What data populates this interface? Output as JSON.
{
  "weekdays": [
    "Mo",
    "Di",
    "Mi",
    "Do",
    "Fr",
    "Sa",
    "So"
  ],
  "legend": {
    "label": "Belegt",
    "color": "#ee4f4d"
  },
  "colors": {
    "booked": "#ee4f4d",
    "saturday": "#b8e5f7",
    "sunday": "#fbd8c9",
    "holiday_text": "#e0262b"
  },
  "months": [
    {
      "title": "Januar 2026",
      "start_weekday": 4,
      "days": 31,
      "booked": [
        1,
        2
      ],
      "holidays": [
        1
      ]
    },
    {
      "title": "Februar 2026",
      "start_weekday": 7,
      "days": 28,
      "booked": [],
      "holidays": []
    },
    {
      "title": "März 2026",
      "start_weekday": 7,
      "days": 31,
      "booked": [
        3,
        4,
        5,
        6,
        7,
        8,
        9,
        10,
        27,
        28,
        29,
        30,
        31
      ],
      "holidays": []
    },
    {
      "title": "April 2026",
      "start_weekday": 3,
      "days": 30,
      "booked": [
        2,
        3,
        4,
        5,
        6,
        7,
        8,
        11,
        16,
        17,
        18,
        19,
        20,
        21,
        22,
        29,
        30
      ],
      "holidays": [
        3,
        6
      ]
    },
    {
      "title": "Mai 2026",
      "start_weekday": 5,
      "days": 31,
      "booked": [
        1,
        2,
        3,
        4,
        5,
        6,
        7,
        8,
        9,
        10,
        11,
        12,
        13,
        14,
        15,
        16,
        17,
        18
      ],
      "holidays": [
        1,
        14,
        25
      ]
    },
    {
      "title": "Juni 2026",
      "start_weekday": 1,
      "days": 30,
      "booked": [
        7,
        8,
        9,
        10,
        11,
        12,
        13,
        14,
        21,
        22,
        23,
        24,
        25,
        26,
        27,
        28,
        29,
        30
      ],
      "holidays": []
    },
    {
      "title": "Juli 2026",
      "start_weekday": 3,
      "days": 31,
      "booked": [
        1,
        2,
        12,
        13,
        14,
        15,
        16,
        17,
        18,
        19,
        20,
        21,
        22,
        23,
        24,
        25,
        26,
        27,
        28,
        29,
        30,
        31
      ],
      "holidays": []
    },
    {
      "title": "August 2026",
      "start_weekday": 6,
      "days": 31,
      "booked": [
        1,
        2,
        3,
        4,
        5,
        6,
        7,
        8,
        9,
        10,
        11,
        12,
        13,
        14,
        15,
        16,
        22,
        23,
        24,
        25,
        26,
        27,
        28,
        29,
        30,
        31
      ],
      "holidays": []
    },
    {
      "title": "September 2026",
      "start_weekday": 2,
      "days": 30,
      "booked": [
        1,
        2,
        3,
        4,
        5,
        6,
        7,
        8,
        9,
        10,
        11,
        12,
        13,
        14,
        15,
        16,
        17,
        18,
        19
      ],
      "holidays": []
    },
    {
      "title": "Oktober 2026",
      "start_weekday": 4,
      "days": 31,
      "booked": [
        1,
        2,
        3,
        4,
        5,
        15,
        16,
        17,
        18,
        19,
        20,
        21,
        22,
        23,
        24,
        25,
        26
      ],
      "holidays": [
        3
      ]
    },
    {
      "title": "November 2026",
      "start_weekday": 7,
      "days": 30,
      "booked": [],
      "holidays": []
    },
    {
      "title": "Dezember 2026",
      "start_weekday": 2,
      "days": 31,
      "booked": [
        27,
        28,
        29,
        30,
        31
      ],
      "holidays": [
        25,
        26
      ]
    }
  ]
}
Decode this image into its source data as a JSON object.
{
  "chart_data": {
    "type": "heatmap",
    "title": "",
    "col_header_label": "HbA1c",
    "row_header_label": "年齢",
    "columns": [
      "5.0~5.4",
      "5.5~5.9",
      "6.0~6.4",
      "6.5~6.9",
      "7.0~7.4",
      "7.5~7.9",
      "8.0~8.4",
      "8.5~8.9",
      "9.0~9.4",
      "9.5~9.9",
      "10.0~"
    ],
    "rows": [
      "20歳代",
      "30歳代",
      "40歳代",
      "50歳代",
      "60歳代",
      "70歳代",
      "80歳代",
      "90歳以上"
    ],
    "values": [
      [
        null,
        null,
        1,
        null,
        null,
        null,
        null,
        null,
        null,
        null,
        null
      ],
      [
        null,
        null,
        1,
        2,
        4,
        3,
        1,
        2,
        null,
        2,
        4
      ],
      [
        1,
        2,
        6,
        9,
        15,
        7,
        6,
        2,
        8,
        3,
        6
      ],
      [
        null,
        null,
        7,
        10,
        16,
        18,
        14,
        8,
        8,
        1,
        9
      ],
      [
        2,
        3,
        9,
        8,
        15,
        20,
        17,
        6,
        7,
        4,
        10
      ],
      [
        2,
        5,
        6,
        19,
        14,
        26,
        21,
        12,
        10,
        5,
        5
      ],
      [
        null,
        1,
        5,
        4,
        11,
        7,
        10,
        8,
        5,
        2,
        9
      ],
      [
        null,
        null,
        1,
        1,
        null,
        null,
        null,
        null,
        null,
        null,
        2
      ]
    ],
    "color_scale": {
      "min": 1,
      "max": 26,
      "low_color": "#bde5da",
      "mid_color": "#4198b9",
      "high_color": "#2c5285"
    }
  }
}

──────────

§ **Directions**:
Report how many lines of the listing hold the word "this", with nothing but the number.

§ **Complete response**:
2